Task to carry out — The lines to transcribe begin with the one containing "Give me a plain-text" and end with the last line below; reproduce them exactly, without the pictures.

Stored rows —
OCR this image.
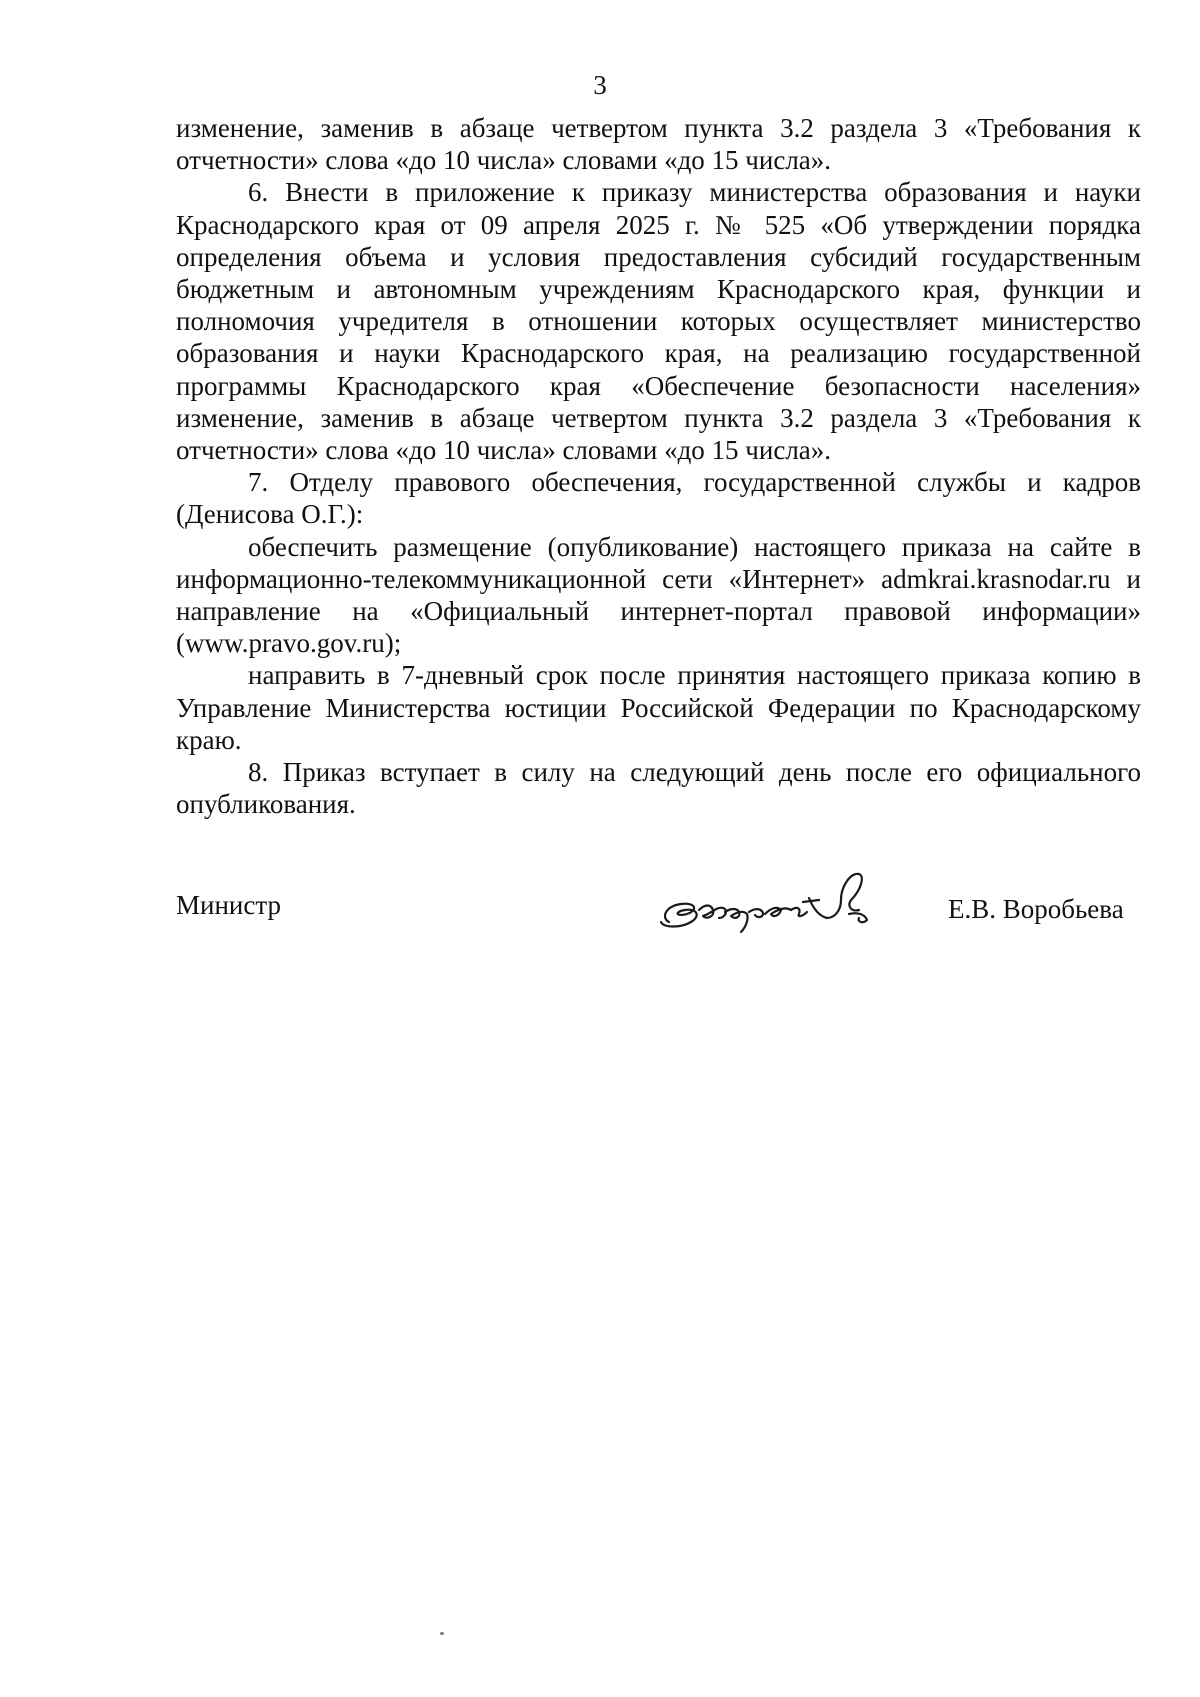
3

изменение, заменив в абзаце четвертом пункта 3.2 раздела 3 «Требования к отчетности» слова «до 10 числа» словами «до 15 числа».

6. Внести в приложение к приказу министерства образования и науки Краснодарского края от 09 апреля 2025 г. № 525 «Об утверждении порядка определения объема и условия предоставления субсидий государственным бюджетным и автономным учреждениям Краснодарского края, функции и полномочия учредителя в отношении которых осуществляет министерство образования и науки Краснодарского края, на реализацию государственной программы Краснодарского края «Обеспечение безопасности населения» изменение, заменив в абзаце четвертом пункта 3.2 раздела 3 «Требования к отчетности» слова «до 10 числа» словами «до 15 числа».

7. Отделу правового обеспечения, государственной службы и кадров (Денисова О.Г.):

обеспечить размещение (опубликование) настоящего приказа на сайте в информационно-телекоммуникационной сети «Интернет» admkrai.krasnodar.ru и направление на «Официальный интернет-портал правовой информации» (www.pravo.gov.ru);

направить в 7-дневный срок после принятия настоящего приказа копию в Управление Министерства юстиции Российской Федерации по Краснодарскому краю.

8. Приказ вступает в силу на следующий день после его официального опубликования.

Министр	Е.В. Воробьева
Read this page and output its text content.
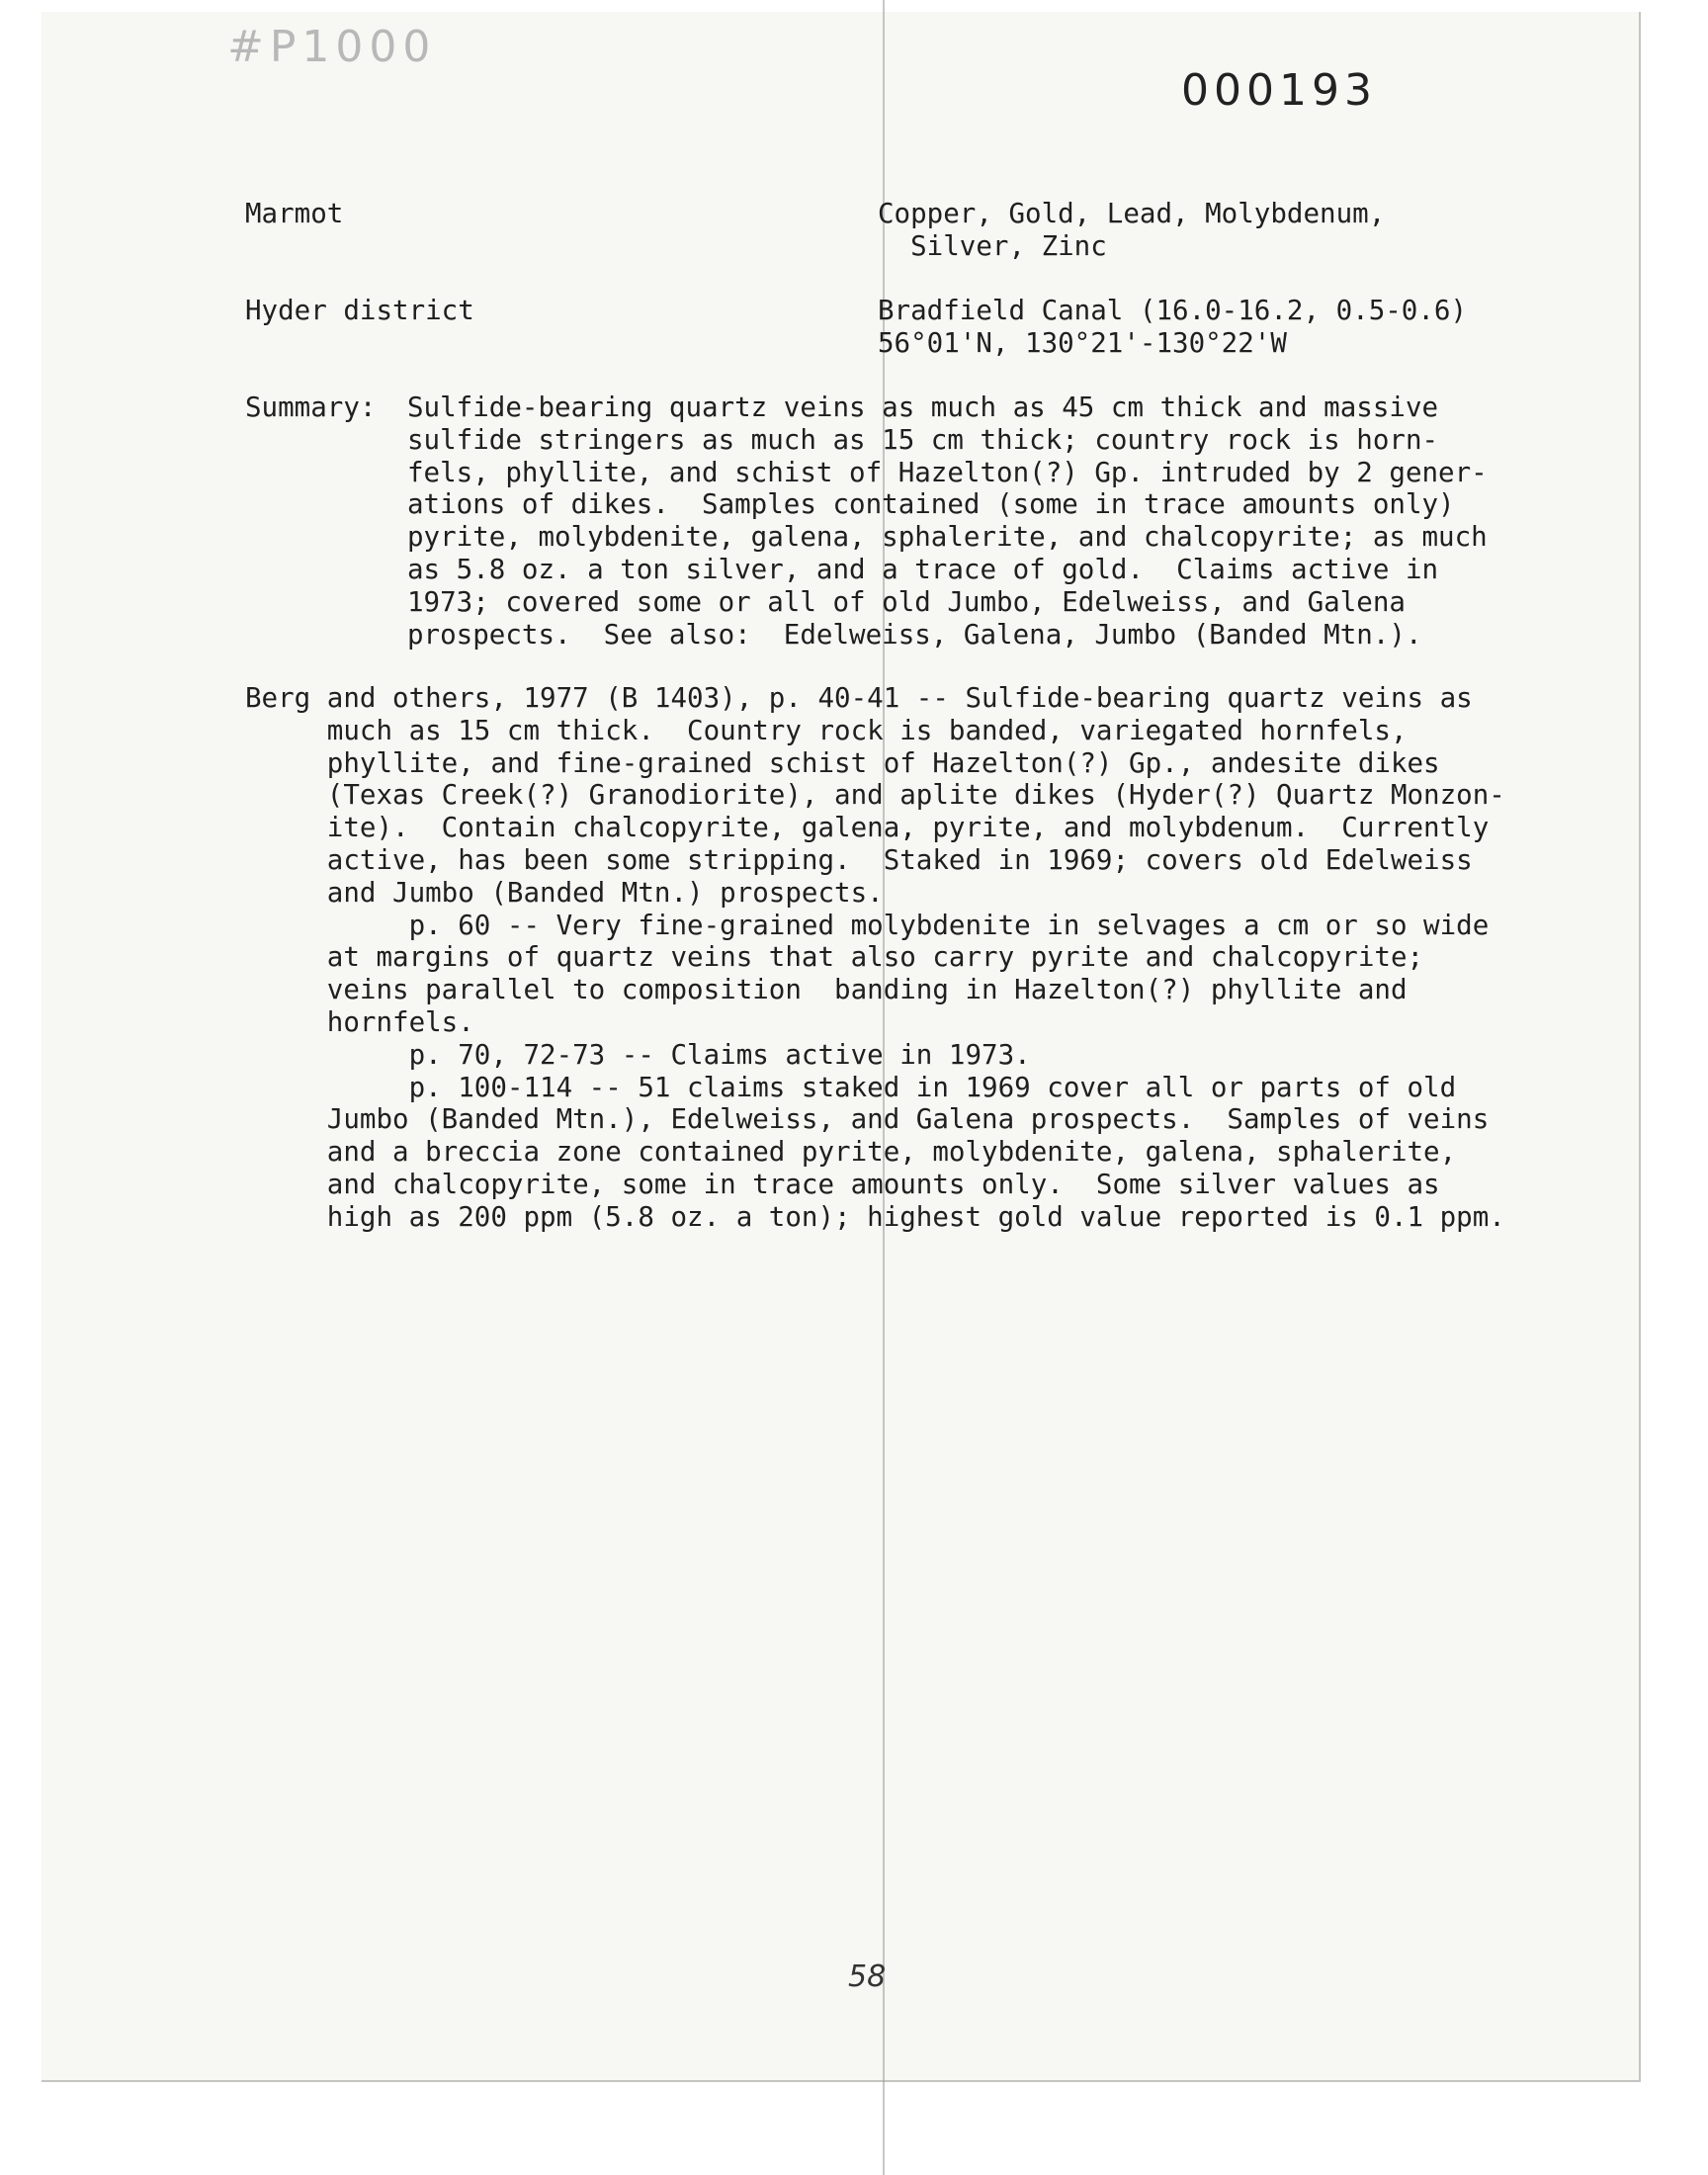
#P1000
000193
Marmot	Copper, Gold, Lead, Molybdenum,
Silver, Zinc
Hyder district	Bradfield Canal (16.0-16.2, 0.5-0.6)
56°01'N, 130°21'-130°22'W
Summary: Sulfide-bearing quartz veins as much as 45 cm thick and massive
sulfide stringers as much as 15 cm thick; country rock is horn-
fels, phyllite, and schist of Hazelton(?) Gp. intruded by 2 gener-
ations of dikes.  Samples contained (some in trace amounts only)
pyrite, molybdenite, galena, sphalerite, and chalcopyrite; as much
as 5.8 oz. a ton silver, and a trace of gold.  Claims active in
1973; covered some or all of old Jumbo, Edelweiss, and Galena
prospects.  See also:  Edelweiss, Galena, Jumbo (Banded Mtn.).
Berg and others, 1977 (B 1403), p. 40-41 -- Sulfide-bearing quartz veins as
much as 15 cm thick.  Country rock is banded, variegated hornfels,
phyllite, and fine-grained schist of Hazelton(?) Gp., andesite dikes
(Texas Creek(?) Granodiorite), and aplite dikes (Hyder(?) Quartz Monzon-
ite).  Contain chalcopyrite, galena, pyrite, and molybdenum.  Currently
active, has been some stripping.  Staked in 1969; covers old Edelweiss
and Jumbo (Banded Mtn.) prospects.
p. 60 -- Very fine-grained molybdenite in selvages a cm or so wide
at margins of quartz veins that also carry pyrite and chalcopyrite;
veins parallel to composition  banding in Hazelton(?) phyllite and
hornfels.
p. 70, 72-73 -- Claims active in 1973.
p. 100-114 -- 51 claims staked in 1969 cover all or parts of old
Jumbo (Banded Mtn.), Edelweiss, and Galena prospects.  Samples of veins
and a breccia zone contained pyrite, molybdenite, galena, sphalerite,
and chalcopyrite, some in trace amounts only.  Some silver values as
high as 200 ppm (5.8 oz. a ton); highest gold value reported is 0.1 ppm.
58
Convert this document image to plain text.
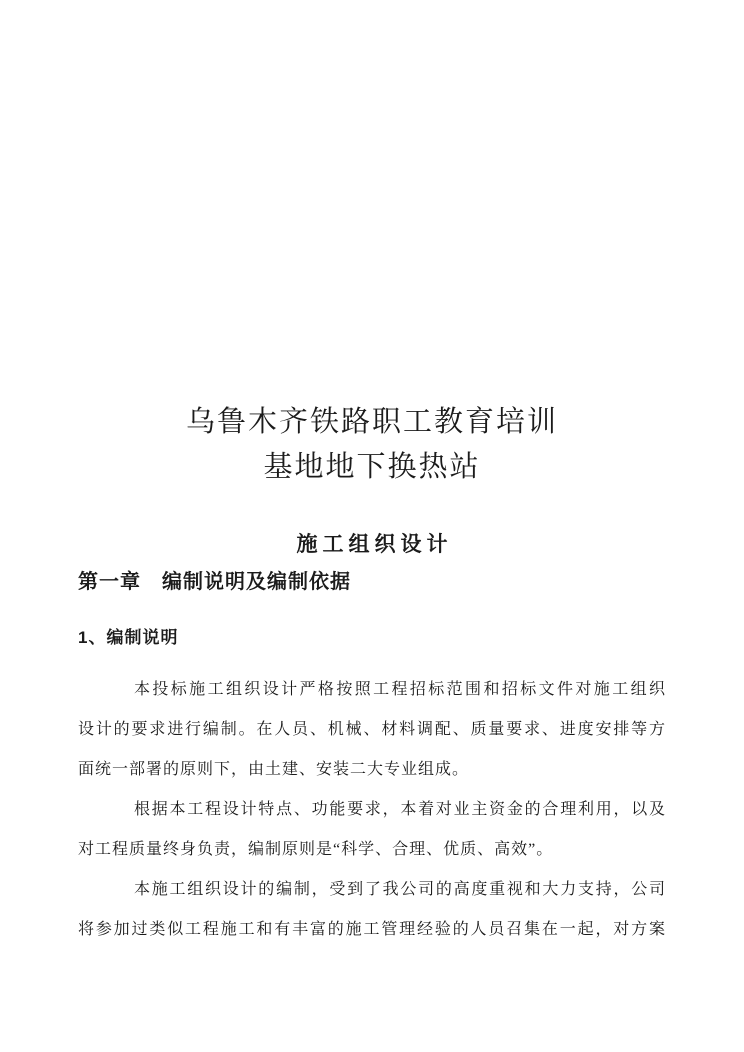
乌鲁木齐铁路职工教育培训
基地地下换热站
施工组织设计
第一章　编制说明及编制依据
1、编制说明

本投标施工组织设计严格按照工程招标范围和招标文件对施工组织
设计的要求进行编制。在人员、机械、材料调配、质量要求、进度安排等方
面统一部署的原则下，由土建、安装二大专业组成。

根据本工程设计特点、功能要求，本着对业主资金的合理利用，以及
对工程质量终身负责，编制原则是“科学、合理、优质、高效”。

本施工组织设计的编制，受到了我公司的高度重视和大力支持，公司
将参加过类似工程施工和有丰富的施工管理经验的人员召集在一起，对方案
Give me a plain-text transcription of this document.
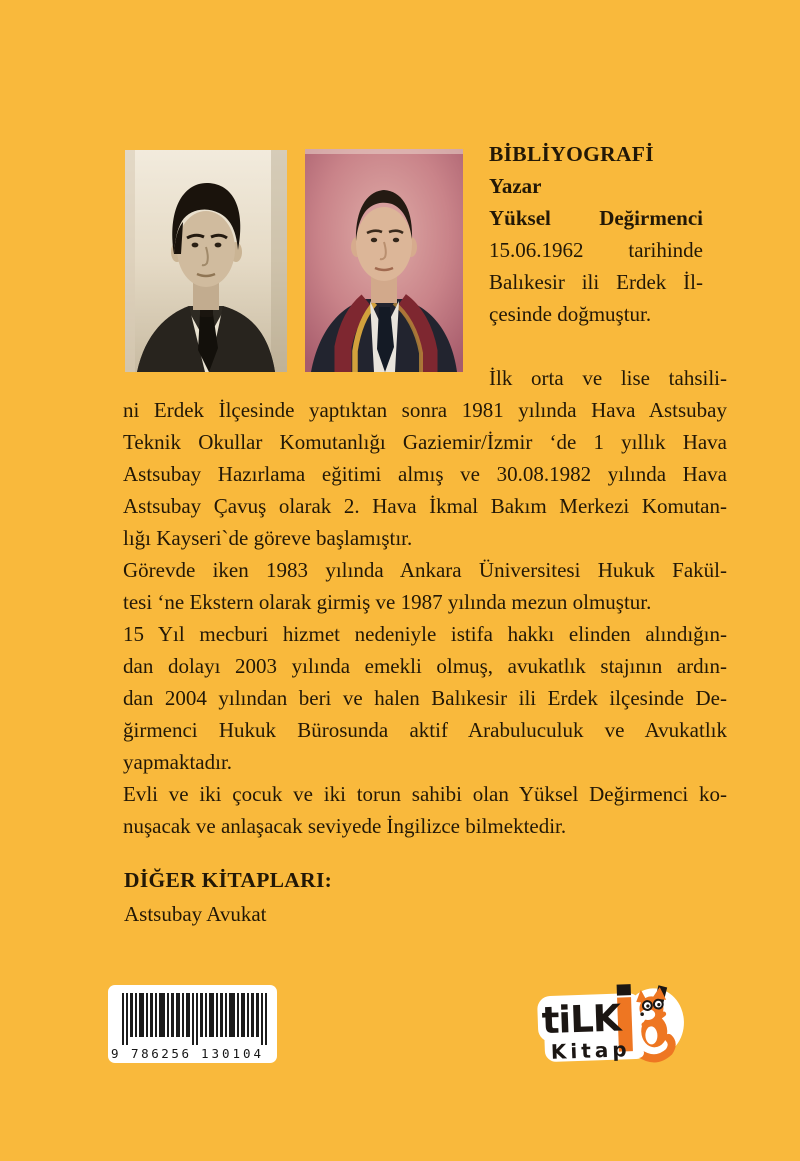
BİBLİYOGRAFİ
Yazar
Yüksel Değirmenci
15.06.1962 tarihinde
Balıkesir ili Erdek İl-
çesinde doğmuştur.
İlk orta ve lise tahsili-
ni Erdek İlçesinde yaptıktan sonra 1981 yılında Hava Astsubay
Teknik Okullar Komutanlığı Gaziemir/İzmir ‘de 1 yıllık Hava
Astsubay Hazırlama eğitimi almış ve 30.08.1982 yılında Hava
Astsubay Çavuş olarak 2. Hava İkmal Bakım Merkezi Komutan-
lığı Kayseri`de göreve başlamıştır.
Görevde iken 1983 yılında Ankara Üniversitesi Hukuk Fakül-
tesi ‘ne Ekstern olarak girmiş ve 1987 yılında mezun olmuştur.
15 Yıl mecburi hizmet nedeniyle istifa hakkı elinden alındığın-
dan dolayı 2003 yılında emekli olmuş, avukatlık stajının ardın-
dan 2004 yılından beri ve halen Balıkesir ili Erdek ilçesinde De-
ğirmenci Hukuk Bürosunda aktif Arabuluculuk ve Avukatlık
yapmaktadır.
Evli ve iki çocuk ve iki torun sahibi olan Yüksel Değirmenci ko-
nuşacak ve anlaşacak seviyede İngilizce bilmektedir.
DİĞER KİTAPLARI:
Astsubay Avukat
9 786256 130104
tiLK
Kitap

Solution to this problem —
Give me a plain-text transcription of this document.
BİBLİYOGRAFİ
Yazar
Yüksel Değirmenci
15.06.1962 tarihinde
Balıkesir ili Erdek İl-
çesinde doğmuştur.
İlk orta ve lise tahsili-
ni Erdek İlçesinde yaptıktan sonra 1981 yılında Hava Astsubay
Teknik Okullar Komutanlığı Gaziemir/İzmir ‘de 1 yıllık Hava
Astsubay Hazırlama eğitimi almış ve 30.08.1982 yılında Hava
Astsubay Çavuş olarak 2. Hava İkmal Bakım Merkezi Komutan-
lığı Kayseri`de göreve başlamıştır.
Görevde iken 1983 yılında Ankara Üniversitesi Hukuk Fakül-
tesi ‘ne Ekstern olarak girmiş ve 1987 yılında mezun olmuştur.
15 Yıl mecburi hizmet nedeniyle istifa hakkı elinden alındığın-
dan dolayı 2003 yılında emekli olmuş, avukatlık stajının ardın-
dan 2004 yılından beri ve halen Balıkesir ili Erdek ilçesinde De-
ğirmenci Hukuk Bürosunda aktif Arabuluculuk ve Avukatlık
yapmaktadır.
Evli ve iki çocuk ve iki torun sahibi olan Yüksel Değirmenci ko-
nuşacak ve anlaşacak seviyede İngilizce bilmektedir.
DİĞER KİTAPLARI:
Astsubay Avukat
9 786256 130104
tiLK
Kitap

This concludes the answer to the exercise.